Rename "legend-label" to "legend-entry" in the material from its first line up to and including the line with "molecule xyxy=(409,84,421,97)". Give those lines again with nothing else changed.

— start —

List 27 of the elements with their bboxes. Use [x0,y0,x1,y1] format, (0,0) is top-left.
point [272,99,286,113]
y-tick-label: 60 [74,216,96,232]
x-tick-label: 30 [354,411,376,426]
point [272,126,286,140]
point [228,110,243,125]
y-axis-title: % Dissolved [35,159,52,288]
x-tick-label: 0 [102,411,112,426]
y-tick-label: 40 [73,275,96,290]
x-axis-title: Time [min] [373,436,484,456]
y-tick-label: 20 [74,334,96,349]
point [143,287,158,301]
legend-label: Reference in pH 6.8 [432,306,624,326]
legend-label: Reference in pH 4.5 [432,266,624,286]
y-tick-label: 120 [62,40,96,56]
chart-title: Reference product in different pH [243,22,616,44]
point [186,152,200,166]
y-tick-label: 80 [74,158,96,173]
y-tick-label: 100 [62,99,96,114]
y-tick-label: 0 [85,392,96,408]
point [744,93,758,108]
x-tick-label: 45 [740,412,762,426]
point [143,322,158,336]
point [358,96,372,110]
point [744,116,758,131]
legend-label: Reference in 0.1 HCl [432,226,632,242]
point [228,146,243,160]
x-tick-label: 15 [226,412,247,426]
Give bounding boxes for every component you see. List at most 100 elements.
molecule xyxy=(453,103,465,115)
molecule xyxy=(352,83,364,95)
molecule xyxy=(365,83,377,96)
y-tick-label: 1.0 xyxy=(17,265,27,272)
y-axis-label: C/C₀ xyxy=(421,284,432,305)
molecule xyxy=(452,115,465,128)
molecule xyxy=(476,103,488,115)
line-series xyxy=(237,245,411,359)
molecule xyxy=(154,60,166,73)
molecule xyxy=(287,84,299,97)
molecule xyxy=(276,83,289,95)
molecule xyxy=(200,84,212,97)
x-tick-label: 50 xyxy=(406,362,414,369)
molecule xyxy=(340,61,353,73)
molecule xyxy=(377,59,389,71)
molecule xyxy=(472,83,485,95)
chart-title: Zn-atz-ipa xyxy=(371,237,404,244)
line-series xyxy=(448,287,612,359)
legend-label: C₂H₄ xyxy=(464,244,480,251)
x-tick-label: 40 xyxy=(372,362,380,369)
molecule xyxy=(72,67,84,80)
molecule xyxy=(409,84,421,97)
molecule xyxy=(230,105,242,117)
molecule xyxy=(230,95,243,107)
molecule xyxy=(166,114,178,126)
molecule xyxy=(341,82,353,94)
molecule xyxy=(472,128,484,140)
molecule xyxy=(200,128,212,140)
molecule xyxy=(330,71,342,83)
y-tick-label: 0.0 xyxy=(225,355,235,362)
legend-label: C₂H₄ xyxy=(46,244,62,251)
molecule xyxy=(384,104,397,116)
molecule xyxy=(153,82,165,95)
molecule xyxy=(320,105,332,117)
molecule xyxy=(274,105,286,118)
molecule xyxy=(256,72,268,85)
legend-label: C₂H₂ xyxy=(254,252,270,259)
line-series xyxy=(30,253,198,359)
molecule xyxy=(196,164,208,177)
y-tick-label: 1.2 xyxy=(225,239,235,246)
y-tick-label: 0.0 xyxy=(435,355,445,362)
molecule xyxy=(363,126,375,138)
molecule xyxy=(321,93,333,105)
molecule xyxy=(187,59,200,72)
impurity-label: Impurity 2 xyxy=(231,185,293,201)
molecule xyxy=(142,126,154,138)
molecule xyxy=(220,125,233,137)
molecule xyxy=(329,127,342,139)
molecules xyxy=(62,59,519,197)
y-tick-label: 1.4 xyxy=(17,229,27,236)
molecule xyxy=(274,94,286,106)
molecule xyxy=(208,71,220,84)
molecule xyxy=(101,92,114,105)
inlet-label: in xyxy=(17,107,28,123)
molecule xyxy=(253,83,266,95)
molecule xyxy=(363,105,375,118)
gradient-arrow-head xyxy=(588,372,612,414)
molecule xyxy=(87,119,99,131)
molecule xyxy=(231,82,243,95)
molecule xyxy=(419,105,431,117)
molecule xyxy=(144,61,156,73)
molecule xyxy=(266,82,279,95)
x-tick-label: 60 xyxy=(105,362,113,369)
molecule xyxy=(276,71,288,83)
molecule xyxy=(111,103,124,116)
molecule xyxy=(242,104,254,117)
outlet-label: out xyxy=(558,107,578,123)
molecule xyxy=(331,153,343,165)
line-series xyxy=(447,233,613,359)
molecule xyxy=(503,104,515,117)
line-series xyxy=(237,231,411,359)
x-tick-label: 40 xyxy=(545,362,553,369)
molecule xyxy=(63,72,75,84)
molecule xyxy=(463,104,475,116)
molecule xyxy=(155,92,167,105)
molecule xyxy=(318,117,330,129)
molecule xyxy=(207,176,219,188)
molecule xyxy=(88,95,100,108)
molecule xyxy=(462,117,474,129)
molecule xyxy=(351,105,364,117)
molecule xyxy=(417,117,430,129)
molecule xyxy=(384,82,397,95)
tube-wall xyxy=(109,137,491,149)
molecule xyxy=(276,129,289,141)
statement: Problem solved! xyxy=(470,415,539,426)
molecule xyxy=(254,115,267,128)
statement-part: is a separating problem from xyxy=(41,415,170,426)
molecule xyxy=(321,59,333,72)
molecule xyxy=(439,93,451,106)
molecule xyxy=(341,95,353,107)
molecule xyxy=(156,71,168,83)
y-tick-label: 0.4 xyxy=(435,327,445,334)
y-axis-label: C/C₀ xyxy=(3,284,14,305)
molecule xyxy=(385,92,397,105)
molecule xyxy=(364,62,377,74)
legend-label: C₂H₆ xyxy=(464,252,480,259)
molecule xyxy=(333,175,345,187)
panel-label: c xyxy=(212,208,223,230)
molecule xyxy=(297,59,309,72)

— end —

— PROBLEM SOLUTION —
List 27 of the elements with their bboxes. Use [x0,y0,x1,y1] format, (0,0) is top-left.
point [272,99,286,113]
y-tick-label: 60 [74,216,96,232]
x-tick-label: 30 [354,411,376,426]
point [272,126,286,140]
point [228,110,243,125]
y-axis-title: % Dissolved [35,159,52,288]
x-tick-label: 0 [102,411,112,426]
y-tick-label: 40 [73,275,96,290]
x-axis-title: Time [min] [373,436,484,456]
y-tick-label: 20 [74,334,96,349]
point [143,287,158,301]
legend-entry: Reference in pH 6.8 [432,306,624,326]
legend-entry: Reference in pH 4.5 [432,266,624,286]
y-tick-label: 120 [62,40,96,56]
chart-title: Reference product in different pH [243,22,616,44]
point [186,152,200,166]
y-tick-label: 80 [74,158,96,173]
y-tick-label: 100 [62,99,96,114]
y-tick-label: 0 [85,392,96,408]
point [744,93,758,108]
x-tick-label: 45 [740,412,762,426]
point [143,322,158,336]
point [358,96,372,110]
point [744,116,758,131]
legend-entry: Reference in 0.1 HCl [432,226,632,242]
point [228,146,243,160]
x-tick-label: 15 [226,412,247,426]
Give bounding boxes for every component you see. List at most 100 elements.
molecule xyxy=(453,103,465,115)
molecule xyxy=(352,83,364,95)
molecule xyxy=(365,83,377,96)
y-tick-label: 1.0 xyxy=(17,265,27,272)
y-axis-label: C/C₀ xyxy=(421,284,432,305)
molecule xyxy=(452,115,465,128)
molecule xyxy=(476,103,488,115)
line-series xyxy=(237,245,411,359)
molecule xyxy=(154,60,166,73)
molecule xyxy=(287,84,299,97)
molecule xyxy=(276,83,289,95)
molecule xyxy=(200,84,212,97)
x-tick-label: 50 xyxy=(406,362,414,369)
molecule xyxy=(340,61,353,73)
molecule xyxy=(377,59,389,71)
molecule xyxy=(472,83,485,95)
chart-title: Zn-atz-ipa xyxy=(371,237,404,244)
line-series xyxy=(448,287,612,359)
legend-entry: C₂H₄ xyxy=(464,244,480,251)
x-tick-label: 40 xyxy=(372,362,380,369)
molecule xyxy=(72,67,84,80)
molecule xyxy=(409,84,421,97)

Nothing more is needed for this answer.